• [Written exercise]:
Can you copy out the data exactly? Leave the images out.

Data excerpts

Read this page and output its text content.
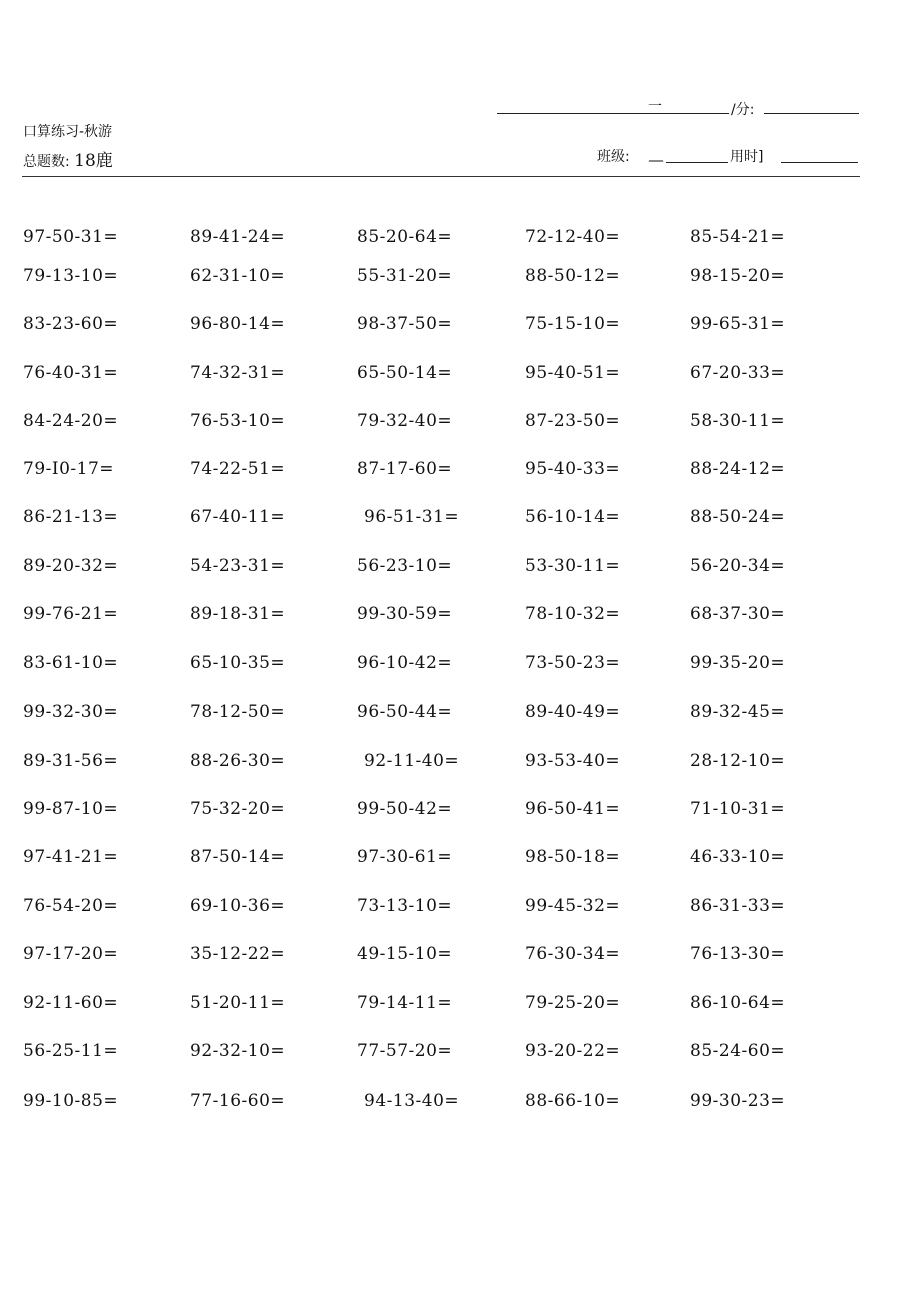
一	/分:
口算练习-秋游
总题数: 18鹿	班级: __	用时]
97-50-31=	89-41-24=	85-20-64=	72-12-40=	85-54-21=
79-13-10=	62-31-10=	55-31-20=	88-50-12=	98-15-20=
83-23-60=	96-80-14=	98-37-50=	75-15-10=	99-65-31=
76-40-31=	74-32-31=	65-50-14=	95-40-51=	67-20-33=
84-24-20=	76-53-10=	79-32-40=	87-23-50=	58-30-11=
79-I0-17=	74-22-51=	87-17-60=	95-40-33=	88-24-12=
86-21-13=	67-40-11=	96-51-31=	56-10-14=	88-50-24=
89-20-32=	54-23-31=	56-23-10=	53-30-11=	56-20-34=
99-76-21=	89-18-31=	99-30-59=	78-10-32=	68-37-30=
83-61-10=	65-10-35=	96-10-42=	73-50-23=	99-35-20=
99-32-30=	78-12-50=	96-50-44=	89-40-49=	89-32-45=
89-31-56=	88-26-30=	92-11-40=	93-53-40=	28-12-10=
99-87-10=	75-32-20=	99-50-42=	96-50-41=	71-10-31=
97-41-21=	87-50-14=	97-30-61=	98-50-18=	46-33-10=
76-54-20=	69-10-36=	73-13-10=	99-45-32=	86-31-33=
97-17-20=	35-12-22=	49-15-10=	76-30-34=	76-13-30=
92-11-60=	51-20-11=	79-14-11=	79-25-20=	86-10-64=
56-25-11=	92-32-10=	77-57-20=	93-20-22=	85-24-60=
99-10-85=	77-16-60=	94-13-40=	88-66-10=	99-30-23=
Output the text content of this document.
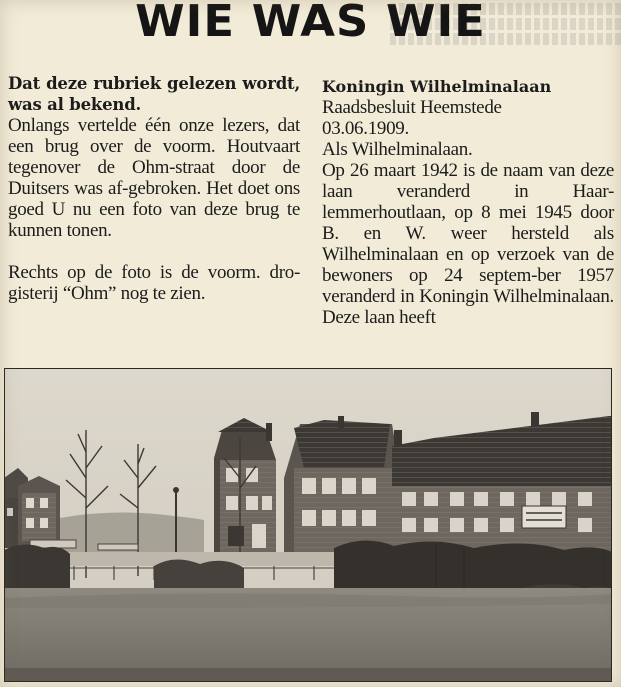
WIE WAS WIE

Dat deze rubriek gelezen wordt, was al bekend.

Onlangs vertelde één onze lezers, dat een brug over de voorm. Houtvaart tegenover de Ohm-straat door de Duitsers was af-gebroken. Het doet ons goed U nu een foto van deze brug te kunnen tonen.

Rechts op de foto is de voorm. dro-gisterij “Ohm” nog te zien.

Koningin Wilhelminalaan

Raadsbesluit Heemstede

03.06.1909.

Als Wilhelminalaan.

Op 26 maart 1942 is de naam van deze laan veranderd in Haar-lemmerhoutlaan, op 8 mei 1945 door B. en W. weer hersteld als Wilhelminalaan en op verzoek van de bewoners op 24 septem-ber 1957 veranderd in Koningin Wilhelminalaan. Deze laan heeft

• [Answer to this task]:
Read this page and output its text content.
一	/分:
口算练习-秋游
总题数: 18鹿	班级: __	用时]
97-50-31=	89-41-24=	85-20-64=	72-12-40=	85-54-21=
79-13-10=	62-31-10=	55-31-20=	88-50-12=	98-15-20=
83-23-60=	96-80-14=	98-37-50=	75-15-10=	99-65-31=
76-40-31=	74-32-31=	65-50-14=	95-40-51=	67-20-33=
84-24-20=	76-53-10=	79-32-40=	87-23-50=	58-30-11=
79-I0-17=	74-22-51=	87-17-60=	95-40-33=	88-24-12=
86-21-13=	67-40-11=	96-51-31=	56-10-14=	88-50-24=
89-20-32=	54-23-31=	56-23-10=	53-30-11=	56-20-34=
99-76-21=	89-18-31=	99-30-59=	78-10-32=	68-37-30=
83-61-10=	65-10-35=	96-10-42=	73-50-23=	99-35-20=
99-32-30=	78-12-50=	96-50-44=	89-40-49=	89-32-45=
89-31-56=	88-26-30=	92-11-40=	93-53-40=	28-12-10=
99-87-10=	75-32-20=	99-50-42=	96-50-41=	71-10-31=
97-41-21=	87-50-14=	97-30-61=	98-50-18=	46-33-10=
76-54-20=	69-10-36=	73-13-10=	99-45-32=	86-31-33=
97-17-20=	35-12-22=	49-15-10=	76-30-34=	76-13-30=
92-11-60=	51-20-11=	79-14-11=	79-25-20=	86-10-64=
56-25-11=	92-32-10=	77-57-20=	93-20-22=	85-24-60=
99-10-85=	77-16-60=	94-13-40=	88-66-10=	99-30-23=
Output the text content of this document.
WIE WAS WIE

Dat deze rubriek gelezen wordt, was al bekend.

Onlangs vertelde één onze lezers, dat een brug over de voorm. Houtvaart tegenover de Ohm-straat door de Duitsers was af-gebroken. Het doet ons goed U nu een foto van deze brug te kunnen tonen.

Rechts op de foto is de voorm. dro-gisterij “Ohm” nog te zien.

Koningin Wilhelminalaan

Raadsbesluit Heemstede

03.06.1909.

Als Wilhelminalaan.

Op 26 maart 1942 is de naam van deze laan veranderd in Haar-lemmerhoutlaan, op 8 mei 1945 door B. en W. weer hersteld als Wilhelminalaan en op verzoek van de bewoners op 24 septem-ber 1957 veranderd in Koningin Wilhelminalaan. Deze laan heeft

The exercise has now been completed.